Reproduce each line bearing the word "JSON".

###

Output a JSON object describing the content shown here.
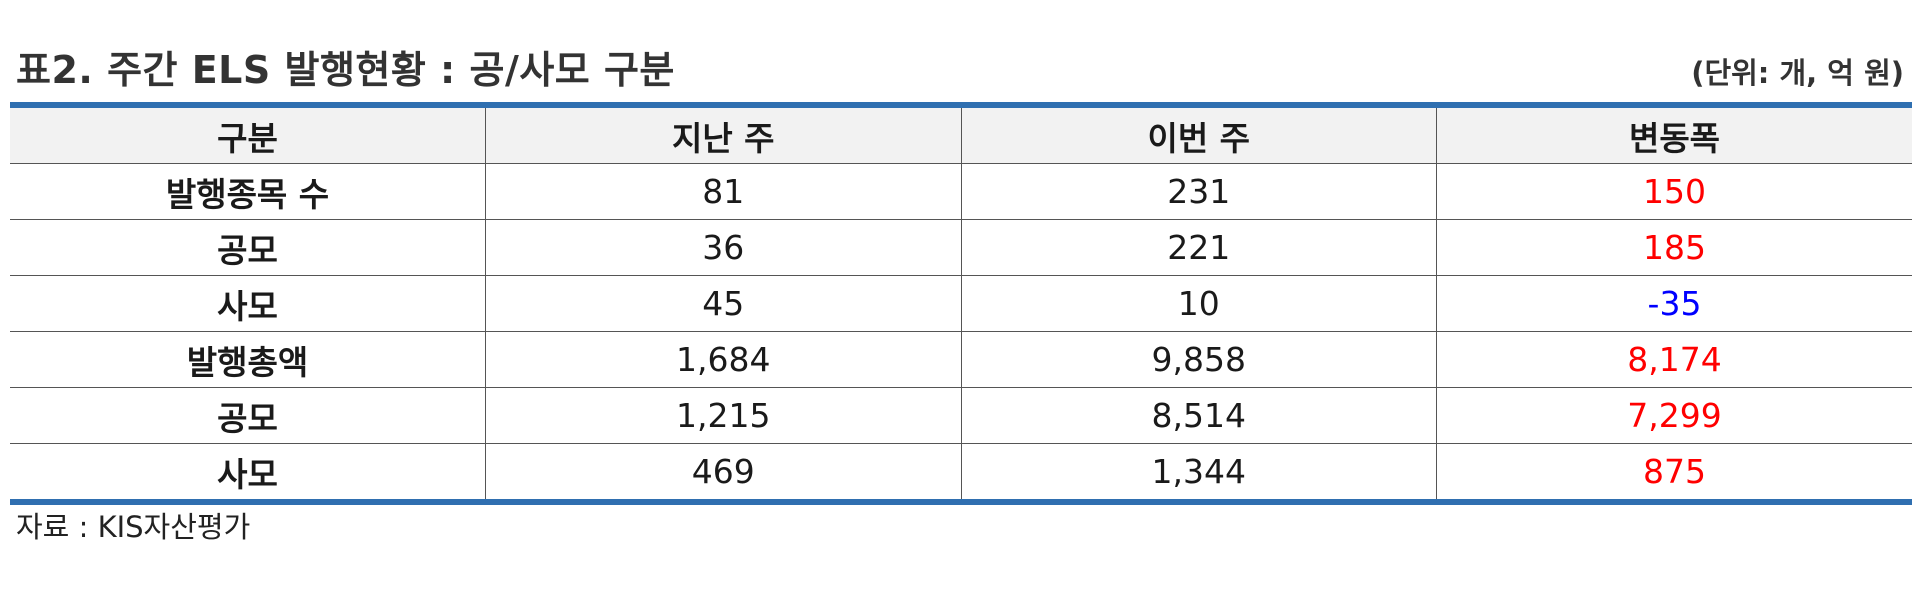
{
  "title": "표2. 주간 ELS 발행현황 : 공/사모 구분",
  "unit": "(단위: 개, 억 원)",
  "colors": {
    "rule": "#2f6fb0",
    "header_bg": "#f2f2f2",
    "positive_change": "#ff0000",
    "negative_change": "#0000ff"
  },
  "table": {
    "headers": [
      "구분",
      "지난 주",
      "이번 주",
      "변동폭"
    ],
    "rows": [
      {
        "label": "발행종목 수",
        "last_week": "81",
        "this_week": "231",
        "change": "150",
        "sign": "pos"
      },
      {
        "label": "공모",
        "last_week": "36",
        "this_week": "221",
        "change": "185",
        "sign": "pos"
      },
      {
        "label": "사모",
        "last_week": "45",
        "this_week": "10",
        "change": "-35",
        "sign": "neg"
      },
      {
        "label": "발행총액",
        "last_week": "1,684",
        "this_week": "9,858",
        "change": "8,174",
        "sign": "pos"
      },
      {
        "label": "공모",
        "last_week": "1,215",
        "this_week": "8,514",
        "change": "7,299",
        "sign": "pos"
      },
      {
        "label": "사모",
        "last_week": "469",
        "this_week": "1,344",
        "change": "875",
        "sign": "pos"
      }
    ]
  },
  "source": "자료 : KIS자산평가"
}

###

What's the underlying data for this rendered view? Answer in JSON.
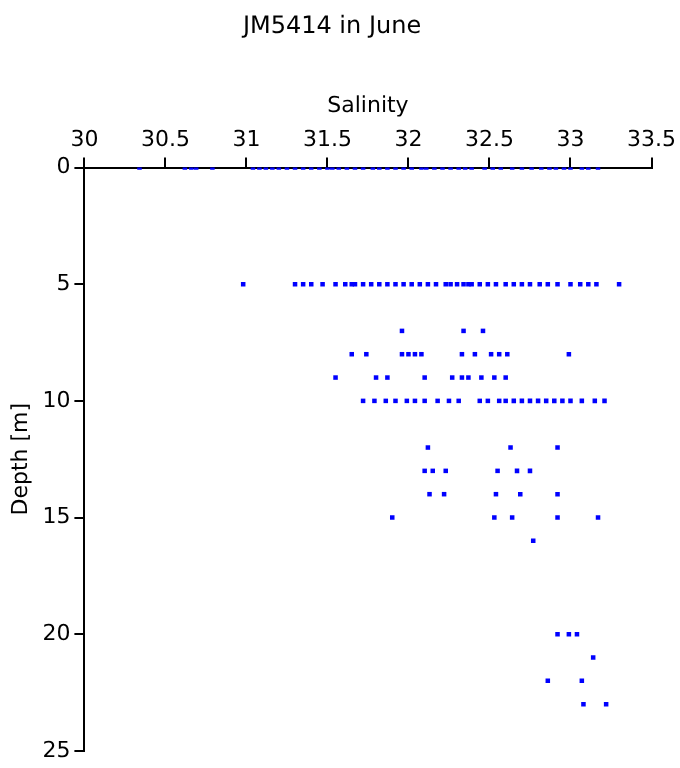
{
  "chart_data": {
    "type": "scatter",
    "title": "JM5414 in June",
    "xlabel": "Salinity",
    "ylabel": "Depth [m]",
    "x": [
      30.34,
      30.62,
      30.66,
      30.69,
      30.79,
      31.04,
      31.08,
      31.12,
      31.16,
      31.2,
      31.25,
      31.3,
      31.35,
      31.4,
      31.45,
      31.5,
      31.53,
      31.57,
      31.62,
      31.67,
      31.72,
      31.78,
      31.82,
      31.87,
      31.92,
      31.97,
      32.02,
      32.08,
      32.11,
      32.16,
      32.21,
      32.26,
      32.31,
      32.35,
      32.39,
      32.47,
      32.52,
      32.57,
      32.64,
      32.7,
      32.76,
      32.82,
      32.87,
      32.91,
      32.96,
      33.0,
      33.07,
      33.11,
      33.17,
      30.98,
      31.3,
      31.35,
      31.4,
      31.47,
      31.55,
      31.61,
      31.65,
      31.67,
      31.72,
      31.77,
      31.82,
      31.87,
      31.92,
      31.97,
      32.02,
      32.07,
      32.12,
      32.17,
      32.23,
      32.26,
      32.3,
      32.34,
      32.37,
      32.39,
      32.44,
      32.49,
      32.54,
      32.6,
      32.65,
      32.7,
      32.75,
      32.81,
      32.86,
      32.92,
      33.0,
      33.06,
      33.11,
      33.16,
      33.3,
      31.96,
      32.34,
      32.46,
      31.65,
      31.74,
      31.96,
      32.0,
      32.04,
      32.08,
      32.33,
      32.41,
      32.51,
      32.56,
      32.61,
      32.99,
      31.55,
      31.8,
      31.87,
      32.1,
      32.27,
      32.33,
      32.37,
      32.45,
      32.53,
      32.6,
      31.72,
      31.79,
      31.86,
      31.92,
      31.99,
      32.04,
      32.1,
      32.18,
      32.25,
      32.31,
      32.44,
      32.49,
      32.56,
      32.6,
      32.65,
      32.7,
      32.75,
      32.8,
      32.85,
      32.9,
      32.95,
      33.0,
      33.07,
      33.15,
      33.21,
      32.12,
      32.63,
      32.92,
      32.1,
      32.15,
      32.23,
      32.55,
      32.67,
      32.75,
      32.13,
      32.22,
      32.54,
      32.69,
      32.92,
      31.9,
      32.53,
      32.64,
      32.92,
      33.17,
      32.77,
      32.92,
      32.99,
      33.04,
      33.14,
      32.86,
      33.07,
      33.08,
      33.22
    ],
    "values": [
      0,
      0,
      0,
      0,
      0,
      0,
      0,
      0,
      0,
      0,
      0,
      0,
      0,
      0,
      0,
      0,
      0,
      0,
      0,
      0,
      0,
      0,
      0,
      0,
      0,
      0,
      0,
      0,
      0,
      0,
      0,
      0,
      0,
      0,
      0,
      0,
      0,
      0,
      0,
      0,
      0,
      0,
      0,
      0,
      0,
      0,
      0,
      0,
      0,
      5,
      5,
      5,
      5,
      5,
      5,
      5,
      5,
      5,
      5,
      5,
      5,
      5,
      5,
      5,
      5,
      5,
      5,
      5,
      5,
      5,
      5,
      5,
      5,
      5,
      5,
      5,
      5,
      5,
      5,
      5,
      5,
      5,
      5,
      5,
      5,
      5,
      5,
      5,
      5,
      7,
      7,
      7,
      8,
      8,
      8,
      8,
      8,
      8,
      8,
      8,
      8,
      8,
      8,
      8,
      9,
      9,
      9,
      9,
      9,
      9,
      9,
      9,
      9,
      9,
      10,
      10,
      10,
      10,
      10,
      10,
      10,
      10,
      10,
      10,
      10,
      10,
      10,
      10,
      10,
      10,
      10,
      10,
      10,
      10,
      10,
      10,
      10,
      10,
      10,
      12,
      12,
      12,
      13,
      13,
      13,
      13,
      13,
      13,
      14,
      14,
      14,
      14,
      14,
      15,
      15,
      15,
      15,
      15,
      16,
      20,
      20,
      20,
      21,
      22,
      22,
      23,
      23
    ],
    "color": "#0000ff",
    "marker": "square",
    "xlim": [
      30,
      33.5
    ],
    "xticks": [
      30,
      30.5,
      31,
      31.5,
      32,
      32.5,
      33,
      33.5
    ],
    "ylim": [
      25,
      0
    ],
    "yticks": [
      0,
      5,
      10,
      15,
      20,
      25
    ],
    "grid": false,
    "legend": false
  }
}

###

◆ ANSWER TO THIS EXERCISE ◆
Output a JSON object describing the content shown here.
What's the underlying data for this rendered view? Answer in JSON.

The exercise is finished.